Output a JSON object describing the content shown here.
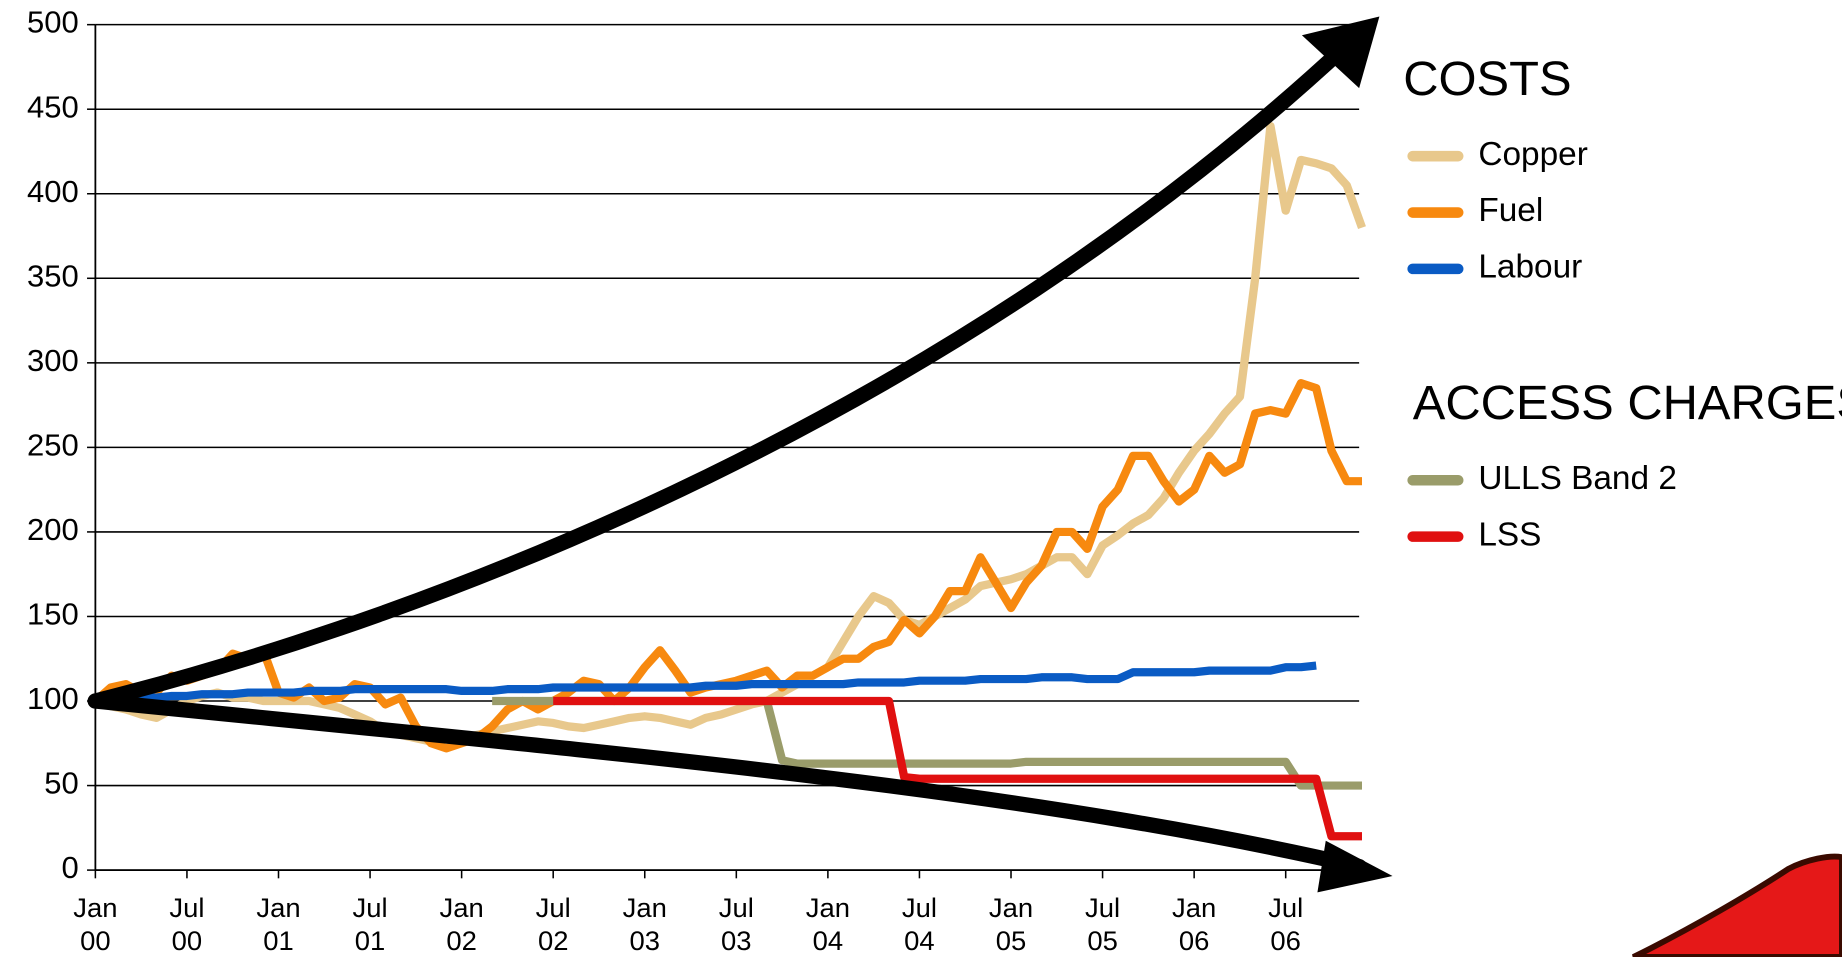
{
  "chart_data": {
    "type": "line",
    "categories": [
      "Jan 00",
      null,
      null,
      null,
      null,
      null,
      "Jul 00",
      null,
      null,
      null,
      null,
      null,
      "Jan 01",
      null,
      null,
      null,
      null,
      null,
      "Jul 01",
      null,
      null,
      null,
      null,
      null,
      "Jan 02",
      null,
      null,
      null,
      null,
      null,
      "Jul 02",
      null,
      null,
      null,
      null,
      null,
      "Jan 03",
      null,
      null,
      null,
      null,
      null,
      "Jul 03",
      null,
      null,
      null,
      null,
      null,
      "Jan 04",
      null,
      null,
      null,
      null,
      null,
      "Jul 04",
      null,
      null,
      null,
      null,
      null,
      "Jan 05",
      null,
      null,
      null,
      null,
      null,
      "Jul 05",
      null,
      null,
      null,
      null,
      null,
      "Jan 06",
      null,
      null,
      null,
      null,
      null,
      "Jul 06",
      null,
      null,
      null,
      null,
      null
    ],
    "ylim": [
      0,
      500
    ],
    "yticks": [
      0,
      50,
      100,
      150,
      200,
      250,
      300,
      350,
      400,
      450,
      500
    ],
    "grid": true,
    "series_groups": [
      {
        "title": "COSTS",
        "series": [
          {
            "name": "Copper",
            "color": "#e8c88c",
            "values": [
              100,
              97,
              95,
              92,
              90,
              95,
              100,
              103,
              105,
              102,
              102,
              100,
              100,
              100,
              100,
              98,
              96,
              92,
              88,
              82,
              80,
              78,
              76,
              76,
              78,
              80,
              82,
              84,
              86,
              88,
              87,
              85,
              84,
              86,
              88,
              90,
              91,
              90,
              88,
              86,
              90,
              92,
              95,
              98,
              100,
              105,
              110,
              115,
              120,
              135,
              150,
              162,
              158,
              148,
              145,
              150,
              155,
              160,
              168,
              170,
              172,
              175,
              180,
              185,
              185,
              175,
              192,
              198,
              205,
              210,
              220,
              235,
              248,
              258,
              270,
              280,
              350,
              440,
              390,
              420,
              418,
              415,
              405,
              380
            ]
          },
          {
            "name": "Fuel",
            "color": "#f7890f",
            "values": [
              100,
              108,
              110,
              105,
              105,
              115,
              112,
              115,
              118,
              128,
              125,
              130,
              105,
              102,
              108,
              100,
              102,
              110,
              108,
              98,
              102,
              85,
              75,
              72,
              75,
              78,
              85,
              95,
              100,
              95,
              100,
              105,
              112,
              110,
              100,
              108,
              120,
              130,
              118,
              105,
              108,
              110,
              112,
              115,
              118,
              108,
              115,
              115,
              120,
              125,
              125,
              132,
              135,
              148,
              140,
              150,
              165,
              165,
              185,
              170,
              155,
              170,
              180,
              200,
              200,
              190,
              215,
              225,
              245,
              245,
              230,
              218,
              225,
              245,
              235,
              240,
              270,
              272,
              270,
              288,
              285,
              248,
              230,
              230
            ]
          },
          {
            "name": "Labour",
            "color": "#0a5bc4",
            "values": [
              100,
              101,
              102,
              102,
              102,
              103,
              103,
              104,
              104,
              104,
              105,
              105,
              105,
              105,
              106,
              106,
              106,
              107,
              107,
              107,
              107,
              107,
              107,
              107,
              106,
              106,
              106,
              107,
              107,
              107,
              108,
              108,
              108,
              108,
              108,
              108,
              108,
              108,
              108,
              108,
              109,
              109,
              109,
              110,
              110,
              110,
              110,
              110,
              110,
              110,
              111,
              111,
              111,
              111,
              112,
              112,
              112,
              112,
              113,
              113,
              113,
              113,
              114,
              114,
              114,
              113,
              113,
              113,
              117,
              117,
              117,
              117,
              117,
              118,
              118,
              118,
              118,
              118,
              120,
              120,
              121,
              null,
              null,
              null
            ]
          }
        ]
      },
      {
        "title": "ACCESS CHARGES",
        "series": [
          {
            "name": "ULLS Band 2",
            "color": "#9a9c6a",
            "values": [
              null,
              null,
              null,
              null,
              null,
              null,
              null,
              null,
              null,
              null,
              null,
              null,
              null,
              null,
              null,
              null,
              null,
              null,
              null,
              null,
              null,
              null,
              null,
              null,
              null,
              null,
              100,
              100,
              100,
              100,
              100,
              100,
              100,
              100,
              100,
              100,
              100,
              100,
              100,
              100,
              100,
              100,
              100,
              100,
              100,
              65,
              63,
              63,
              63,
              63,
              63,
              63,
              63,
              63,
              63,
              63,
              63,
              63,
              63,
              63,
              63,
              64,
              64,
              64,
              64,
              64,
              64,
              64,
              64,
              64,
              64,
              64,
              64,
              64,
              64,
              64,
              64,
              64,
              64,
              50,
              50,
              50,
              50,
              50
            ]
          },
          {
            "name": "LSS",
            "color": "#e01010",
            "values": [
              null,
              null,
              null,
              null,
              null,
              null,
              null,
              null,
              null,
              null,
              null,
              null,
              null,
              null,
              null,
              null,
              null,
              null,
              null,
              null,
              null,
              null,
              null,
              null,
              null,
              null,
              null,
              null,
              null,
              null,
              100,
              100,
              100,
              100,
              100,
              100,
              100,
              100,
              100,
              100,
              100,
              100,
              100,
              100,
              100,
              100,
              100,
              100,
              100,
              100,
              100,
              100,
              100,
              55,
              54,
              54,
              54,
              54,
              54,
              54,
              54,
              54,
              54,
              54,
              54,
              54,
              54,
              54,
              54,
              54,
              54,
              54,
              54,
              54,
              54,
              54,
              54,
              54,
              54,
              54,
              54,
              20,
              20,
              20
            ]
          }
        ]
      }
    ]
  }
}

- _SHORT TASK_:
Your copy of the data above should match it exactly, except that pictures are left out.

- _OUTPUT FOR THIS TASK_:
Output a JSON object describing the content shown here.
{
  "chart_data": {
    "type": "line",
    "categories": [
      "Jan 00",
      null,
      null,
      null,
      null,
      null,
      "Jul 00",
      null,
      null,
      null,
      null,
      null,
      "Jan 01",
      null,
      null,
      null,
      null,
      null,
      "Jul 01",
      null,
      null,
      null,
      null,
      null,
      "Jan 02",
      null,
      null,
      null,
      null,
      null,
      "Jul 02",
      null,
      null,
      null,
      null,
      null,
      "Jan 03",
      null,
      null,
      null,
      null,
      null,
      "Jul 03",
      null,
      null,
      null,
      null,
      null,
      "Jan 04",
      null,
      null,
      null,
      null,
      null,
      "Jul 04",
      null,
      null,
      null,
      null,
      null,
      "Jan 05",
      null,
      null,
      null,
      null,
      null,
      "Jul 05",
      null,
      null,
      null,
      null,
      null,
      "Jan 06",
      null,
      null,
      null,
      null,
      null,
      "Jul 06",
      null,
      null,
      null,
      null,
      null
    ],
    "ylim": [
      0,
      500
    ],
    "yticks": [
      0,
      50,
      100,
      150,
      200,
      250,
      300,
      350,
      400,
      450,
      500
    ],
    "grid": true,
    "series_groups": [
      {
        "title": "COSTS",
        "series": [
          {
            "name": "Copper",
            "color": "#e8c88c",
            "values": [
              100,
              97,
              95,
              92,
              90,
              95,
              100,
              103,
              105,
              102,
              102,
              100,
              100,
              100,
              100,
              98,
              96,
              92,
              88,
              82,
              80,
              78,
              76,
              76,
              78,
              80,
              82,
              84,
              86,
              88,
              87,
              85,
              84,
              86,
              88,
              90,
              91,
              90,
              88,
              86,
              90,
              92,
              95,
              98,
              100,
              105,
              110,
              115,
              120,
              135,
              150,
              162,
              158,
              148,
              145,
              150,
              155,
              160,
              168,
              170,
              172,
              175,
              180,
              185,
              185,
              175,
              192,
              198,
              205,
              210,
              220,
              235,
              248,
              258,
              270,
              280,
              350,
              440,
              390,
              420,
              418,
              415,
              405,
              380
            ]
          },
          {
            "name": "Fuel",
            "color": "#f7890f",
            "values": [
              100,
              108,
              110,
              105,
              105,
              115,
              112,
              115,
              118,
              128,
              125,
              130,
              105,
              102,
              108,
              100,
              102,
              110,
              108,
              98,
              102,
              85,
              75,
              72,
              75,
              78,
              85,
              95,
              100,
              95,
              100,
              105,
              112,
              110,
              100,
              108,
              120,
              130,
              118,
              105,
              108,
              110,
              112,
              115,
              118,
              108,
              115,
              115,
              120,
              125,
              125,
              132,
              135,
              148,
              140,
              150,
              165,
              165,
              185,
              170,
              155,
              170,
              180,
              200,
              200,
              190,
              215,
              225,
              245,
              245,
              230,
              218,
              225,
              245,
              235,
              240,
              270,
              272,
              270,
              288,
              285,
              248,
              230,
              230
            ]
          },
          {
            "name": "Labour",
            "color": "#0a5bc4",
            "values": [
              100,
              101,
              102,
              102,
              102,
              103,
              103,
              104,
              104,
              104,
              105,
              105,
              105,
              105,
              106,
              106,
              106,
              107,
              107,
              107,
              107,
              107,
              107,
              107,
              106,
              106,
              106,
              107,
              107,
              107,
              108,
              108,
              108,
              108,
              108,
              108,
              108,
              108,
              108,
              108,
              109,
              109,
              109,
              110,
              110,
              110,
              110,
              110,
              110,
              110,
              111,
              111,
              111,
              111,
              112,
              112,
              112,
              112,
              113,
              113,
              113,
              113,
              114,
              114,
              114,
              113,
              113,
              113,
              117,
              117,
              117,
              117,
              117,
              118,
              118,
              118,
              118,
              118,
              120,
              120,
              121,
              null,
              null,
              null
            ]
          }
        ]
      },
      {
        "title": "ACCESS CHARGES",
        "series": [
          {
            "name": "ULLS Band 2",
            "color": "#9a9c6a",
            "values": [
              null,
              null,
              null,
              null,
              null,
              null,
              null,
              null,
              null,
              null,
              null,
              null,
              null,
              null,
              null,
              null,
              null,
              null,
              null,
              null,
              null,
              null,
              null,
              null,
              null,
              null,
              100,
              100,
              100,
              100,
              100,
              100,
              100,
              100,
              100,
              100,
              100,
              100,
              100,
              100,
              100,
              100,
              100,
              100,
              100,
              65,
              63,
              63,
              63,
              63,
              63,
              63,
              63,
              63,
              63,
              63,
              63,
              63,
              63,
              63,
              63,
              64,
              64,
              64,
              64,
              64,
              64,
              64,
              64,
              64,
              64,
              64,
              64,
              64,
              64,
              64,
              64,
              64,
              64,
              50,
              50,
              50,
              50,
              50
            ]
          },
          {
            "name": "LSS",
            "color": "#e01010",
            "values": [
              null,
              null,
              null,
              null,
              null,
              null,
              null,
              null,
              null,
              null,
              null,
              null,
              null,
              null,
              null,
              null,
              null,
              null,
              null,
              null,
              null,
              null,
              null,
              null,
              null,
              null,
              null,
              null,
              null,
              null,
              100,
              100,
              100,
              100,
              100,
              100,
              100,
              100,
              100,
              100,
              100,
              100,
              100,
              100,
              100,
              100,
              100,
              100,
              100,
              100,
              100,
              100,
              100,
              55,
              54,
              54,
              54,
              54,
              54,
              54,
              54,
              54,
              54,
              54,
              54,
              54,
              54,
              54,
              54,
              54,
              54,
              54,
              54,
              54,
              54,
              54,
              54,
              54,
              54,
              54,
              54,
              20,
              20,
              20
            ]
          }
        ]
      }
    ]
  }
}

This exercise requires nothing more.